### Brief
Check every line below for the word "bottom" and give only the number of lines where it appears.

### Data for this exercise
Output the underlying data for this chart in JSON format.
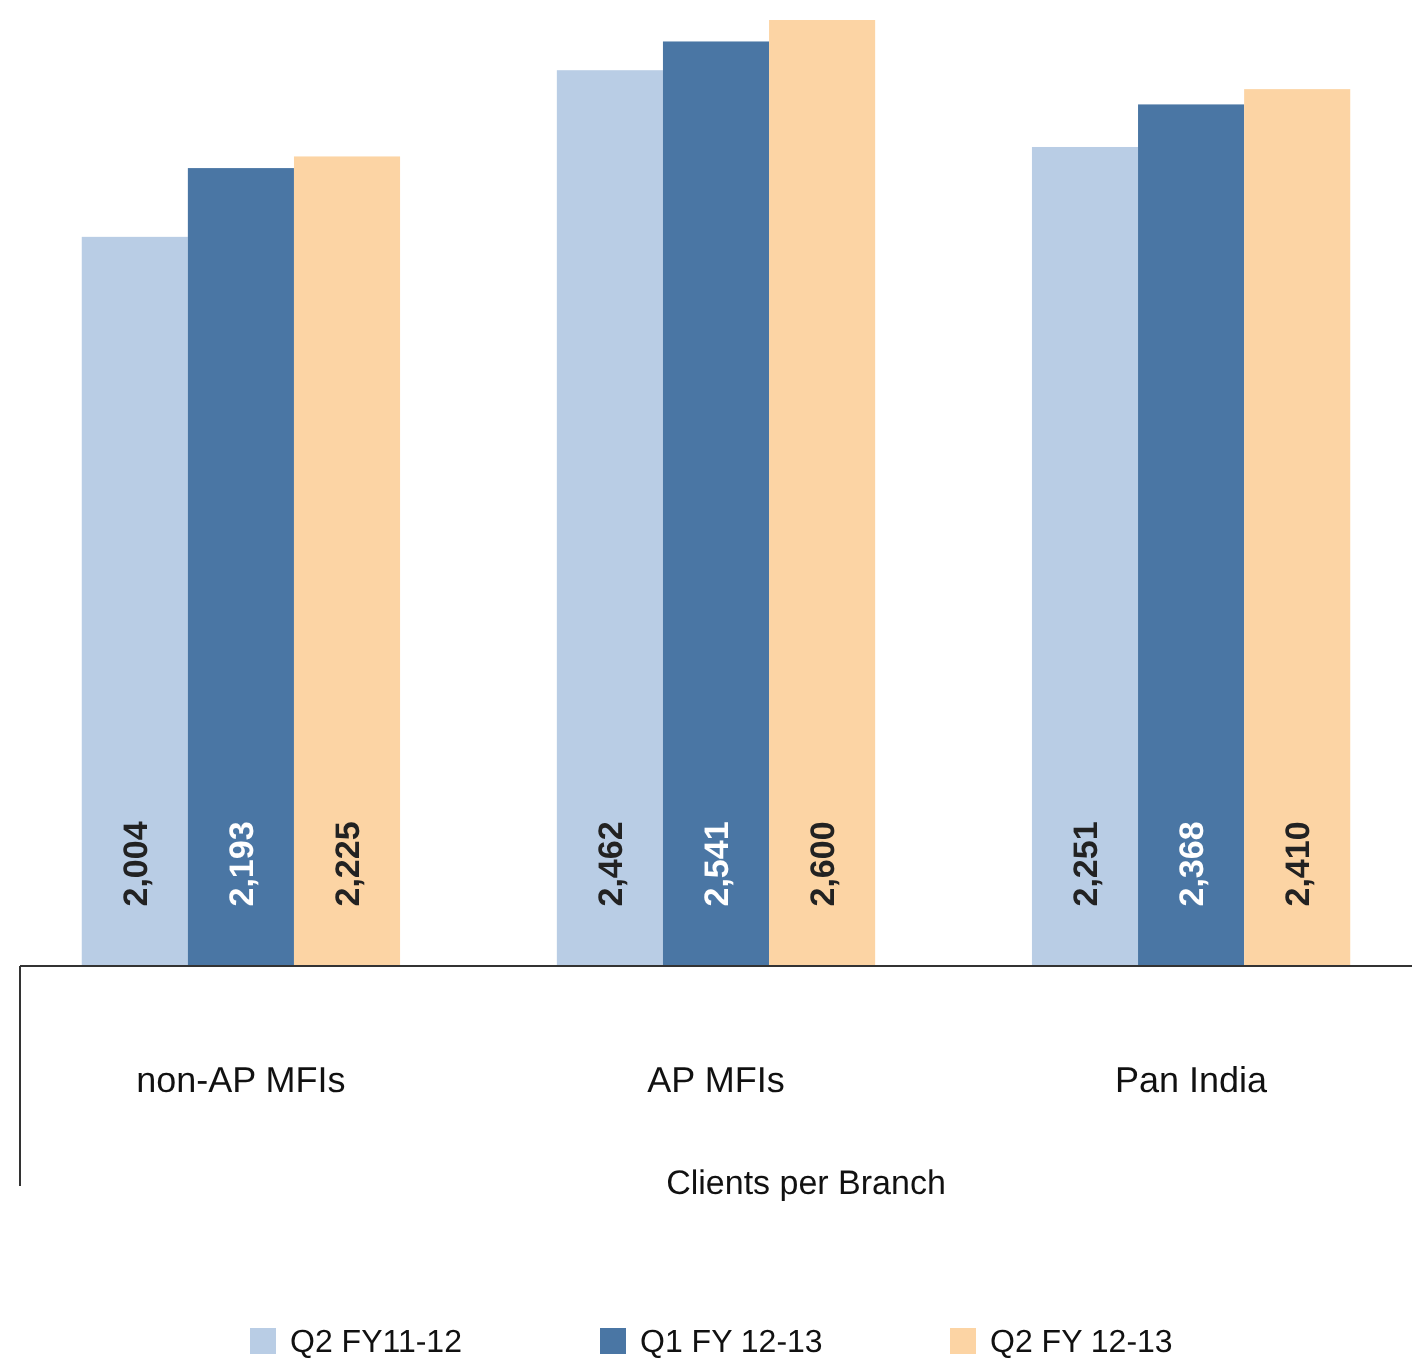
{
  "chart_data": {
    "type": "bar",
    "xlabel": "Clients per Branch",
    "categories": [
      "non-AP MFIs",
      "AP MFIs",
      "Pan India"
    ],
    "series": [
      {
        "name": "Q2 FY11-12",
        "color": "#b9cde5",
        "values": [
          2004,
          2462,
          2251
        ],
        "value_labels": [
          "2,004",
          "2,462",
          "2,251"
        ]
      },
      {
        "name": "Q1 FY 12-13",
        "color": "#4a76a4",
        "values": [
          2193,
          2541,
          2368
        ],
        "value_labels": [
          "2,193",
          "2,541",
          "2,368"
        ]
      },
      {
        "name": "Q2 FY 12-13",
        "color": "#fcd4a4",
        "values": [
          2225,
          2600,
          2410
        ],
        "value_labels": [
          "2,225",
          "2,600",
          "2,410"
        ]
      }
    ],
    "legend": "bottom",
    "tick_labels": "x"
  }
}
--
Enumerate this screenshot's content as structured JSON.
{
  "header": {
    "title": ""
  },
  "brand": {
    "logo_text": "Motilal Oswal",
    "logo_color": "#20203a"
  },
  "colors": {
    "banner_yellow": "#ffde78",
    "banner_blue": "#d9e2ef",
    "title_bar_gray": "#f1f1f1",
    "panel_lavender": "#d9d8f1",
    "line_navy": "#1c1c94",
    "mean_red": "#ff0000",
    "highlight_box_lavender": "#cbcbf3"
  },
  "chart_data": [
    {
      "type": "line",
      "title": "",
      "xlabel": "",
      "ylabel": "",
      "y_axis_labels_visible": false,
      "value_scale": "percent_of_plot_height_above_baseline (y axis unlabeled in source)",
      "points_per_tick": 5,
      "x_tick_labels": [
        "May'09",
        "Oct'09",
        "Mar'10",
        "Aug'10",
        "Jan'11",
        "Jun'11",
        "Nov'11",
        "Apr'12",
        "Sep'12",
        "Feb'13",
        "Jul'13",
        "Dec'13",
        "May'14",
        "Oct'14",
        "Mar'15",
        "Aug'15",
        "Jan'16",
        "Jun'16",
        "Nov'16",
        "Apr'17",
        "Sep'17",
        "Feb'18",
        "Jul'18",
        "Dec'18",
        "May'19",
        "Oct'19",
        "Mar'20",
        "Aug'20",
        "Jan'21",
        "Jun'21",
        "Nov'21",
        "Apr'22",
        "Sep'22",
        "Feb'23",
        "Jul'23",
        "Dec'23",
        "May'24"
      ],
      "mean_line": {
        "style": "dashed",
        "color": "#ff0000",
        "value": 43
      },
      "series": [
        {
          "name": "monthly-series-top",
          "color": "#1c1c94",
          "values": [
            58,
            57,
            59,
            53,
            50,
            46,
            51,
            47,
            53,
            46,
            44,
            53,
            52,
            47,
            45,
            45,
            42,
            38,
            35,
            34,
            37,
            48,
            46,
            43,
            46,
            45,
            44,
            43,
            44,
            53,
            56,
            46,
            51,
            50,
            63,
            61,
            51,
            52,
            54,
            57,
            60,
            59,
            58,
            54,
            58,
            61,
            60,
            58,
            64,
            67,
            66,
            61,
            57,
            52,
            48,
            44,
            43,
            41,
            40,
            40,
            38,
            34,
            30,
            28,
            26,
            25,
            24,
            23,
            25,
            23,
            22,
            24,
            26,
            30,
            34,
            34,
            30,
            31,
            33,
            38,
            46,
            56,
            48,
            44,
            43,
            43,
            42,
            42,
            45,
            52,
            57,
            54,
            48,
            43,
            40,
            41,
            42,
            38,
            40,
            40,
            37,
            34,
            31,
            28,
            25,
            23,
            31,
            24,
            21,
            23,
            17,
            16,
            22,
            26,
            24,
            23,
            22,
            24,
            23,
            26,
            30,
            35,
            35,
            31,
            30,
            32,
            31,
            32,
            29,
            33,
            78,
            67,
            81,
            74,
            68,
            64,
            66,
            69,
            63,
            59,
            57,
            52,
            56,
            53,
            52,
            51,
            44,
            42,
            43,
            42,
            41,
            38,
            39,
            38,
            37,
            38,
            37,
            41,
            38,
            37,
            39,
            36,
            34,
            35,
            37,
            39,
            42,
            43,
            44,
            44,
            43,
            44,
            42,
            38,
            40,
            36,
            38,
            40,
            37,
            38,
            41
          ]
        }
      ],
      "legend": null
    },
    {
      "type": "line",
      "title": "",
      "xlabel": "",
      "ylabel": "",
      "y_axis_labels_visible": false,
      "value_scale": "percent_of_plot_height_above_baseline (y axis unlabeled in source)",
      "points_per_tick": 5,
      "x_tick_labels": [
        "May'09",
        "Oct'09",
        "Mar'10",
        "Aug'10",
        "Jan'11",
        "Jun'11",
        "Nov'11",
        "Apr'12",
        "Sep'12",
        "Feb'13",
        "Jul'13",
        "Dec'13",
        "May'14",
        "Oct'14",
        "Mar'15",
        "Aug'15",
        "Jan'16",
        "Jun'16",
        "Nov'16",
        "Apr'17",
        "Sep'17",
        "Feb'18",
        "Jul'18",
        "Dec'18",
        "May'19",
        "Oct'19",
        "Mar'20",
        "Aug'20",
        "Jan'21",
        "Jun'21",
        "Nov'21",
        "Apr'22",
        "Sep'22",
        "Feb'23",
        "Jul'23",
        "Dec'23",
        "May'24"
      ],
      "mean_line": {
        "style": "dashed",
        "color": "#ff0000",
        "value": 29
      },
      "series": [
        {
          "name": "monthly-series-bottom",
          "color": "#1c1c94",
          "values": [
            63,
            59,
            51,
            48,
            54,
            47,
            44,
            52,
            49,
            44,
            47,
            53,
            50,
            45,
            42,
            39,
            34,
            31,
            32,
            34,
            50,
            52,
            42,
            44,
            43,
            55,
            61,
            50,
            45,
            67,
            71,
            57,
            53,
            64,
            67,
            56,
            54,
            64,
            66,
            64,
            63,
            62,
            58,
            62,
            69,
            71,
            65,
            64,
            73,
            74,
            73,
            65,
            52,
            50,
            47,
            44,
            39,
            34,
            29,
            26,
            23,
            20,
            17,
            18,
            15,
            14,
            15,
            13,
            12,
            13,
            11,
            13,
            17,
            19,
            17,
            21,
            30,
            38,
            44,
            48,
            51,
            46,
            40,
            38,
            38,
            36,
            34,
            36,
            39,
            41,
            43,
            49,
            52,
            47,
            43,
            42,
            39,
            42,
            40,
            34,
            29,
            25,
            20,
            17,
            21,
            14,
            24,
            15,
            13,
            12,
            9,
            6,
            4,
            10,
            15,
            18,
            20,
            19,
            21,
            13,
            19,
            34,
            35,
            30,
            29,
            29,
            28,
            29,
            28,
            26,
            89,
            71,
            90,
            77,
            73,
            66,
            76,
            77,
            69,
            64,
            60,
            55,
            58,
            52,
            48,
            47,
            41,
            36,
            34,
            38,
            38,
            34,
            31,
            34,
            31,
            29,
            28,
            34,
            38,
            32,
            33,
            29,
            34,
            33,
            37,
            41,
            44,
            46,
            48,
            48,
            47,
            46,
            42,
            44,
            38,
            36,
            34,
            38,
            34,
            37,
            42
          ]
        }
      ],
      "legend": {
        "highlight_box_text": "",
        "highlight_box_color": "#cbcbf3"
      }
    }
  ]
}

### Solution below
2